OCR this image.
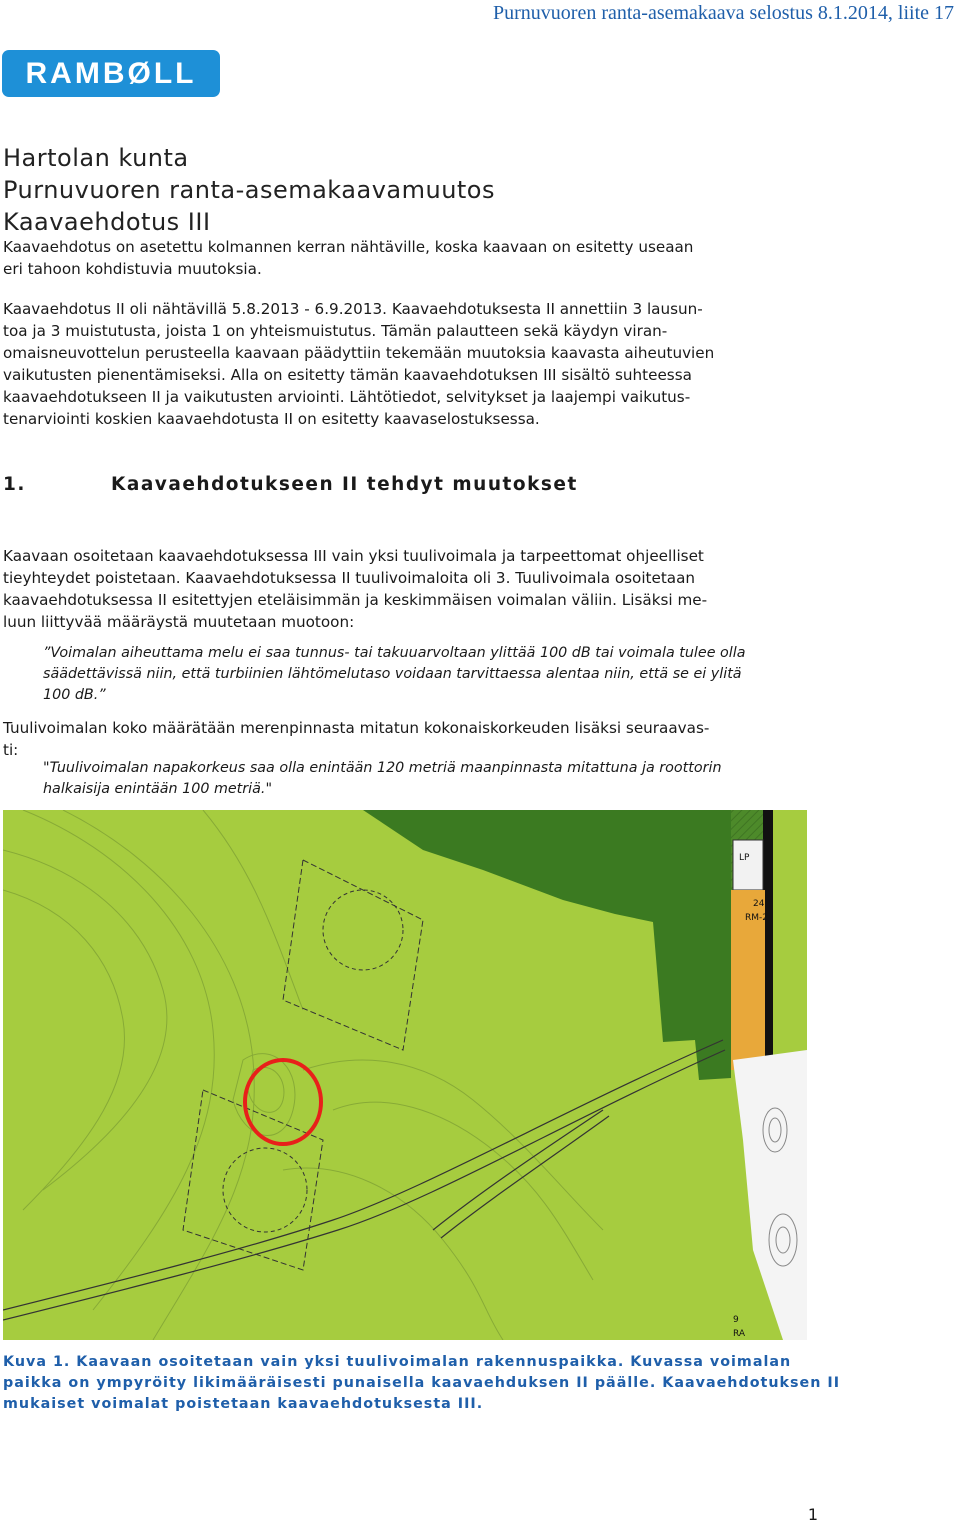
Purnuvuoren ranta-asemakaava selostus 8.1.2014, liite 17
RAMBØLL
Hartolan kunta
Purnuvuoren ranta-asemakaavamuutos
Kaavaehdotus III

Kaavaehdotus on asetettu kolmannen kerran nähtäville, koska kaavaan on esitetty useaan

eri tahoon kohdistuvia muutoksia.

Kaavaehdotus II oli nähtävillä 5.8.2013 - 6.9.2013. Kaavaehdotuksesta II annettiin 3 lausun-

toa ja 3 muistutusta, joista 1 on yhteismuistutus. Tämän palautteen sekä käydyn viran-

omaisneuvottelun perusteella kaavaan päädyttiin tekemään muutoksia kaavasta aiheutuvien

vaikutusten pienentämiseksi. Alla on esitetty tämän kaavaehdotuksen III sisältö suhteessa

kaavaehdotukseen II ja vaikutusten arviointi. Lähtötiedot, selvitykset ja laajempi vaikutus-

tenarviointi koskien kaavaehdotusta II on esitetty kaavaselostuksessa.

1.	Kaavaehdotukseen II tehdyt muutokset

Kaavaan osoitetaan kaavaehdotuksessa III vain yksi tuulivoimala ja tarpeettomat ohjeelliset

tieyhteydet poistetaan. Kaavaehdotuksessa II tuulivoimaloita oli 3. Tuulivoimala osoitetaan

kaavaehdotuksessa II esitettyjen eteläisimmän ja keskimmäisen voimalan väliin. Lisäksi me-

luun liittyvää määräystä muutetaan muotoon:

”Voimalan aiheuttama melu ei saa tunnus- tai takuuarvoltaan ylittää 100 dB tai voimala tulee olla
säädettävissä niin, että turbiinien lähtömelutaso voidaan tarvittaessa alentaa niin, että se ei ylitä
100 dB.”

Tuulivoimalan koko määrätään merenpinnasta mitatun kokonaiskorkeuden lisäksi seuraavas-

ti:

"Tuulivoimalan napakorkeus saa olla enintään 120 metriä maanpinnasta mitattuna ja roottorin
halkaisija enintään 100 metriä."
LP
24
RM-2
9
RA
Kuva 1. Kaavaan osoitetaan vain yksi tuulivoimalan rakennuspaikka. Kuvassa voimalan
paikka on ympyröity likimääräisesti punaisella kaavaehduksen II päälle. Kaavaehdotuksen II
mukaiset voimalat poistetaan kaavaehdotuksesta III.
1
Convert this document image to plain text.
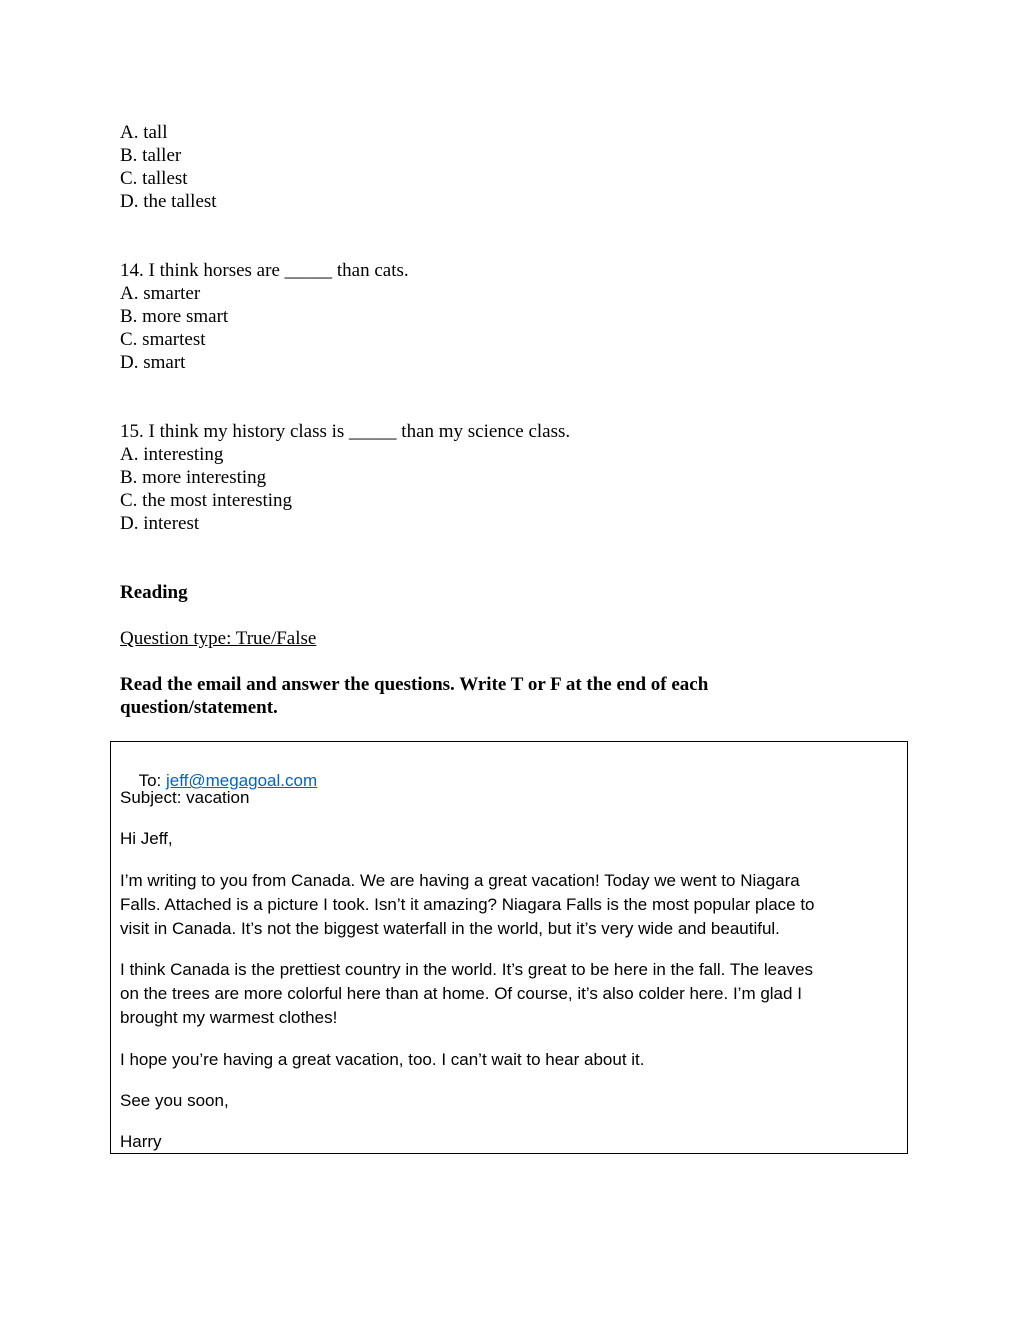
A. tall
B. taller
C. tallest
D. the tallest
14. I think horses are _____ than cats.
A. smarter
B. more smart
C. smartest
D. smart
15. I think my history class is _____ than my science class.
A. interesting
B. more interesting
C. the most interesting
D. interest
Reading
Question type: True/False
Read the email and answer the questions. Write T or F at the end of each
question/statement.

To: jeff@megagoal.com

Subject: vacation
Hi Jeff,
I’m writing to you from Canada. We are having a great vacation! Today we went to Niagara
Falls. Attached is a picture I took. Isn’t it amazing? Niagara Falls is the most popular place to
visit in Canada. It’s not the biggest waterfall in the world, but it’s very wide and beautiful.
I think Canada is the prettiest country in the world. It’s great to be here in the fall. The leaves
on the trees are more colorful here than at home. Of course, it’s also colder here. I’m glad I
brought my warmest clothes!
I hope you’re having a great vacation, too. I can’t wait to hear about it.
See you soon,
Harry
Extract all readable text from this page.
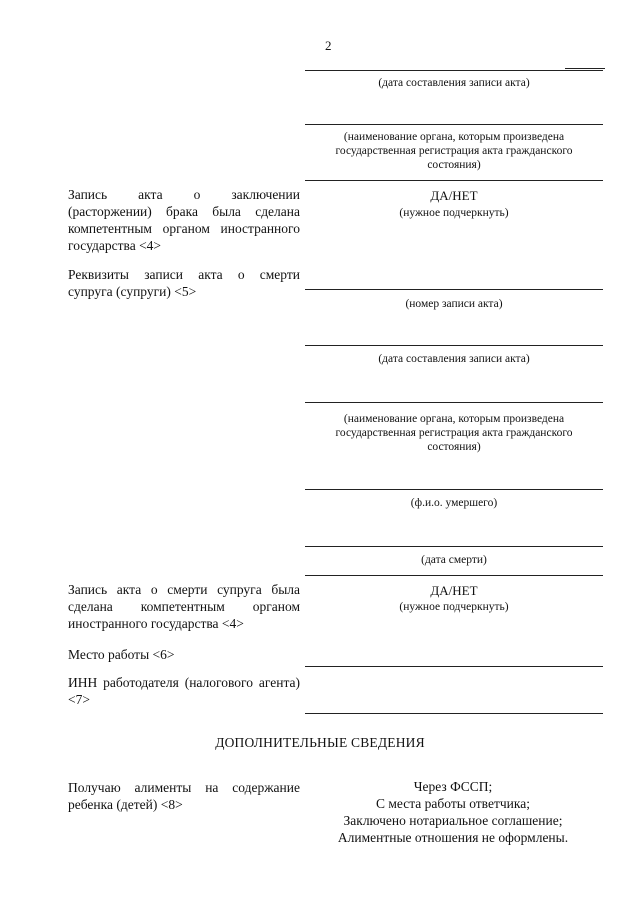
2
(дата составления записи акта)
(наименование органа, которым произведена государственная регистрация акта гражданского состояния)
Запись акта о заключении (расторжении) брака была сделана компетентным органом иностранного государства <4>
ДА/НЕТ
(нужное подчеркнуть)
Реквизиты записи акта о смерти супруга (супруги) <5>
(номер записи акта)
(дата составления записи акта)
(наименование органа, которым произведена государственная регистрация акта гражданского состояния)
(ф.и.о. умершего)
(дата смерти)
Запись акта о смерти супруга была сделана компетентным органом иностранного государства <4>
ДА/НЕТ
(нужное подчеркнуть)
Место работы <6>
ИНН работодателя (налогового агента) <7>
ДОПОЛНИТЕЛЬНЫЕ СВЕДЕНИЯ
Получаю алименты на содержание ребенка (детей) <8>
Через ФССП;
С места работы ответчика;
Заключено нотариальное соглашение;
Алиментные отношения не оформлены.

- - - - - - -

* Aim of the exercise
Transcribe every record above exactly as written, leaving out any pictures.

* The solution
OCR this image.
Purnuvuoren ranta-asemakaava selostus 8.1.2014, liite 17
RAMBØLL
Hartolan kunta
Purnuvuoren ranta-asemakaavamuutos
Kaavaehdotus III

Kaavaehdotus on asetettu kolmannen kerran nähtäville, koska kaavaan on esitetty useaan

eri tahoon kohdistuvia muutoksia.

Kaavaehdotus II oli nähtävillä 5.8.2013 - 6.9.2013. Kaavaehdotuksesta II annettiin 3 lausun-

toa ja 3 muistutusta, joista 1 on yhteismuistutus. Tämän palautteen sekä käydyn viran-

omaisneuvottelun perusteella kaavaan päädyttiin tekemään muutoksia kaavasta aiheutuvien

vaikutusten pienentämiseksi. Alla on esitetty tämän kaavaehdotuksen III sisältö suhteessa

kaavaehdotukseen II ja vaikutusten arviointi. Lähtötiedot, selvitykset ja laajempi vaikutus-

tenarviointi koskien kaavaehdotusta II on esitetty kaavaselostuksessa.

1.	Kaavaehdotukseen II tehdyt muutokset

Kaavaan osoitetaan kaavaehdotuksessa III vain yksi tuulivoimala ja tarpeettomat ohjeelliset

tieyhteydet poistetaan. Kaavaehdotuksessa II tuulivoimaloita oli 3. Tuulivoimala osoitetaan

kaavaehdotuksessa II esitettyjen eteläisimmän ja keskimmäisen voimalan väliin. Lisäksi me-

luun liittyvää määräystä muutetaan muotoon:

”Voimalan aiheuttama melu ei saa tunnus- tai takuuarvoltaan ylittää 100 dB tai voimala tulee olla
säädettävissä niin, että turbiinien lähtömelutaso voidaan tarvittaessa alentaa niin, että se ei ylitä
100 dB.”

Tuulivoimalan koko määrätään merenpinnasta mitatun kokonaiskorkeuden lisäksi seuraavas-

ti:

"Tuulivoimalan napakorkeus saa olla enintään 120 metriä maanpinnasta mitattuna ja roottorin
halkaisija enintään 100 metriä."
LP
24
RM-2
9
RA
Kuva 1. Kaavaan osoitetaan vain yksi tuulivoimalan rakennuspaikka. Kuvassa voimalan
paikka on ympyröity likimääräisesti punaisella kaavaehduksen II päälle. Kaavaehdotuksen II
mukaiset voimalat poistetaan kaavaehdotuksesta III.
1
Convert this document image to plain text.
A. tall
B. taller
C. tallest
D. the tallest
14. I think horses are _____ than cats.
A. smarter
B. more smart
C. smartest
D. smart
15. I think my history class is _____ than my science class.
A. interesting
B. more interesting
C. the most interesting
D. interest
Reading
Question type: True/False
Read the email and answer the questions. Write T or F at the end of each
question/statement.

To: jeff@megagoal.com

Subject: vacation
Hi Jeff,
I’m writing to you from Canada. We are having a great vacation! Today we went to Niagara
Falls. Attached is a picture I took. Isn’t it amazing? Niagara Falls is the most popular place to
visit in Canada. It’s not the biggest waterfall in the world, but it’s very wide and beautiful.
I think Canada is the prettiest country in the world. It’s great to be here in the fall. The leaves
on the trees are more colorful here than at home. Of course, it’s also colder here. I’m glad I
brought my warmest clothes!
I hope you’re having a great vacation, too. I can’t wait to hear about it.
See you soon,
Harry
Extract all readable text from this page.
2
(дата составления записи акта)
(наименование органа, которым произведена государственная регистрация акта гражданского состояния)
Запись акта о заключении (расторжении) брака была сделана компетентным органом иностранного государства <4>
ДА/НЕТ
(нужное подчеркнуть)
Реквизиты записи акта о смерти супруга (супруги) <5>
(номер записи акта)
(дата составления записи акта)
(наименование органа, которым произведена государственная регистрация акта гражданского состояния)
(ф.и.о. умершего)
(дата смерти)
Запись акта о смерти супруга была сделана компетентным органом иностранного государства <4>
ДА/НЕТ
(нужное подчеркнуть)
Место работы <6>
ИНН работодателя (налогового агента) <7>
ДОПОЛНИТЕЛЬНЫЕ СВЕДЕНИЯ
Получаю алименты на содержание ребенка (детей) <8>
Через ФССП;
С места работы ответчика;
Заключено нотариальное соглашение;
Алиментные отношения не оформлены.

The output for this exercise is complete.